*DIRECTIONS:*
Resume the review of Thin Lizzy's first three albums, picking up after its last sentence.

*QUOTED TEXT:*
========================================================================

Let's get one thing straight - I worship at the feet of Thin Lizzy and Phil Lynott. One of the best bands ever and one of rock's most charismatic writers, performers and players.

But, and it's a big but, there were two distinct phases of Thin Lizzy - Mark I with Eric Bell on guitar, and the classic Mark II with the twin lead guitar spearheads of Scott Gorham and Brian Robertson.

It's perhaps relevant to reflect that the Mark II line-up only ever regularly covered one track from the band's first three albums - The Rocker. The point being, you can't even begin to compare the two versions of the band - Mark II was commercial, punchy and stunningly good. Mark I was, let's be honest, average - at least in their formative years.

There was of, of course, the Gary Moore period (Black Rose) which has also stood the test of time, but after that drugs and an ever changing line-up changed the face of the band forever.

Whatever, Universal have seen fit to dust down the band's first three original Decca releases and repackage them as 'remastered and expanded', with Vagabonds getting 'deluxe' treatment.

Considering the depth and breadth of quality output generally in the early 1970's, it comes as little surprise that Thin Lizzy - released in 1971 - failed to chart. Nor, for that matter, Tales From A Blue Orphanage released 12 months later suffered a similar fate. Whisky In The Jar was a surprise hit in 1973, but the band disowned it as too commercial and it didn't appear on the original version of Vagabonds (which explains it's omission here).

Despite a lack of commercial success Thin Lizzy, the eponymous debut, did find enthusiastic supporters in John Peel and David Jensen, and if you listen carefully, you can hear hints of what was to come - Look At What The Wind Blew In has the blueprint of the Mark II sound, and Return Of The Farmer's Son shades of Emerald.

========================================================================

*DATASET SECTION:*

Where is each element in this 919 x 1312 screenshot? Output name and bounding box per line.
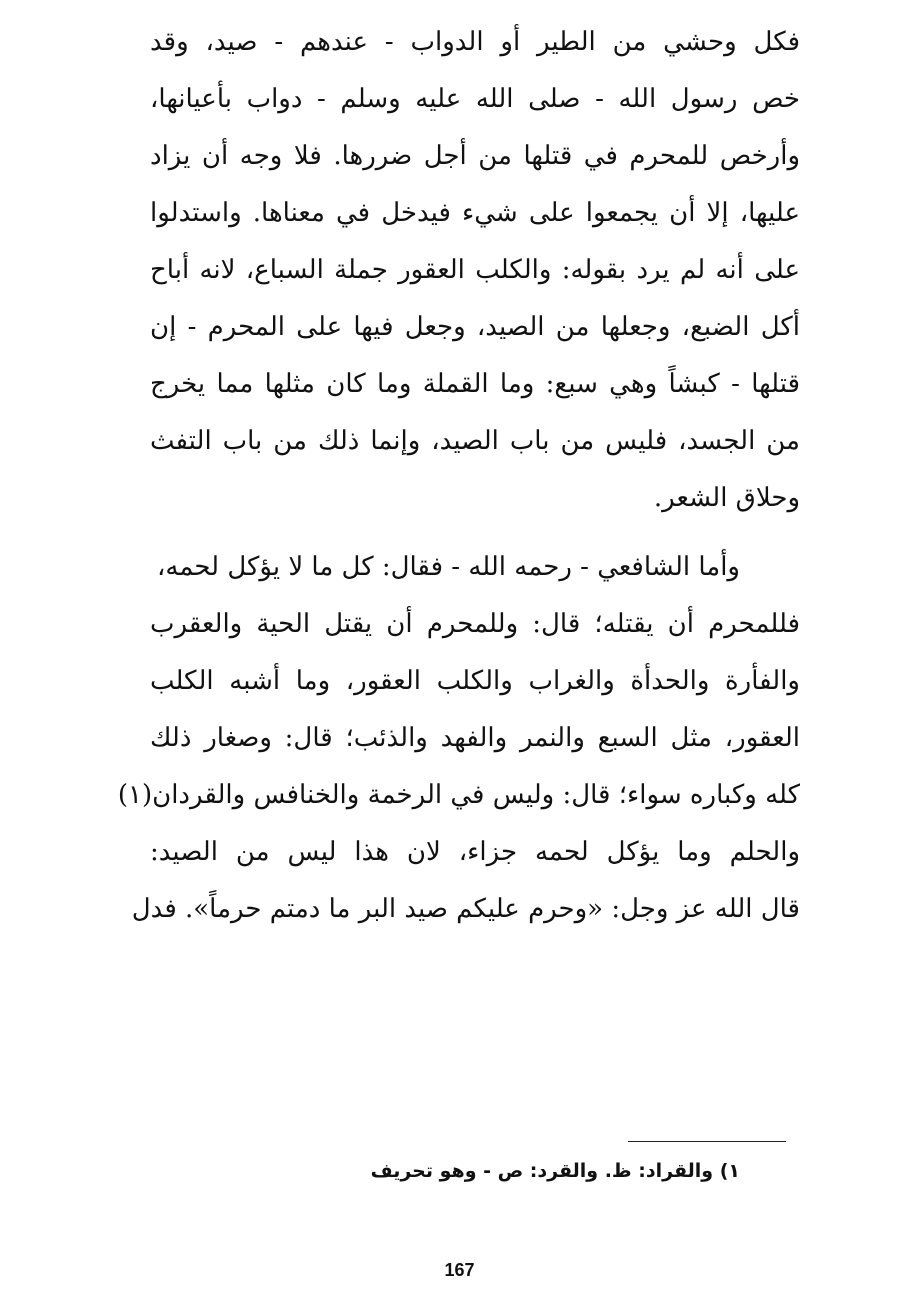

========================================================================

*ANSWER BELOW:*
If you decide to 'splash the cash' you do get a decent remastered sound and 9 bonus tracks. But the album wasn't great in 1971 and it isn't great now. **½

The tricky second album Shades Of A Blue Orphanage (1972) fared equally badly at the time. But it kicks off in swaggering form with The Rise And Dear Demise Of The Funky Nomadic Tribes - a huge slab or rock/funk. Ironically, this was the only non Lynott written track, being a band collaboration. But the album as a whole was largely experimental with no clear direction, and the sound quality is lacking and muddy.

That said, you get another 9 bonus tracks - Whisky In The Jar and the B-side Black Boys In The Corner being positioned in their correct chronological place - together with four overdubbed and remixed album tracks from 1977, and four Peel session tracks including a bluesy slide version of Suicide. ***

Thin Lizzy

Vagabonds Of The Western World (1973) gets a mega expansion job with the addition not only of 10 bonus tracks including single A (Randolph's Tango, The Rocker and Little Darling) and B sides, radio promo edits and a 1977 overdub and remix of Slow Blues, but a second disc of BBC Radio concerts, John Peel and Bob Harris sessions.

It was, undoubtedly the band's most accomplished and consistent work to date with a bluesy and relaxed feel including the wonderful The Rocker.

It's easy to see why it was this album that was singled out for the deluxe edition treatment, and the bonus material, for once, merits inclusion on it's own right.

Broken Dreams (the B-side of Randolph's Tango) is a superb blues/rock number and the 1977 overdubbed and remixed version of Slow Blues is classic Mark II.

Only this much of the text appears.